Data entries
++++++++++
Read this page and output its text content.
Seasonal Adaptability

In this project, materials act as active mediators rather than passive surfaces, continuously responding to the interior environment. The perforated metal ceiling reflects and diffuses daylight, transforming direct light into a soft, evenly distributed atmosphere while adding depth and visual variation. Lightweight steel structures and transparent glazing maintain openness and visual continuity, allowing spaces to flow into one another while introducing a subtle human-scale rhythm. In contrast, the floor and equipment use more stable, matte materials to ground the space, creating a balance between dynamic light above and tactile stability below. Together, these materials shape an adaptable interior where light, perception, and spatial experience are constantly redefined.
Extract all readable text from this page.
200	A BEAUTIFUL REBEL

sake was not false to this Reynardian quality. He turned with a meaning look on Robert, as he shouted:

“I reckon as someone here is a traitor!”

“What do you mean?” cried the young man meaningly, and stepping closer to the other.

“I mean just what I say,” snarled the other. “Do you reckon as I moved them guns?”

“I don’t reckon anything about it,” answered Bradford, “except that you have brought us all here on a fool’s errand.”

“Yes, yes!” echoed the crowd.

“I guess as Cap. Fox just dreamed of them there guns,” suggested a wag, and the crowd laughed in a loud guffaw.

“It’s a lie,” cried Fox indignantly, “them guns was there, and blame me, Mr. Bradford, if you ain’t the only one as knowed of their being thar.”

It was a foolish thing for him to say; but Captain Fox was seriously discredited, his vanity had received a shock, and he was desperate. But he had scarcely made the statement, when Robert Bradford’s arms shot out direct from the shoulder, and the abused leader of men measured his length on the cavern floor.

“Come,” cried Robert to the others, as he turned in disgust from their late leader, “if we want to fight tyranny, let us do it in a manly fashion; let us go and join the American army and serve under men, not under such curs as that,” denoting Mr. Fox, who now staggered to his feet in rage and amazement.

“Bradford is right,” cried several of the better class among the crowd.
++++++++++
▸ **The problem**:
Copy each line containing the word "page" from the data.

▸ **Task response**:
Read this page and output its text content.
Extract all readable text from this page.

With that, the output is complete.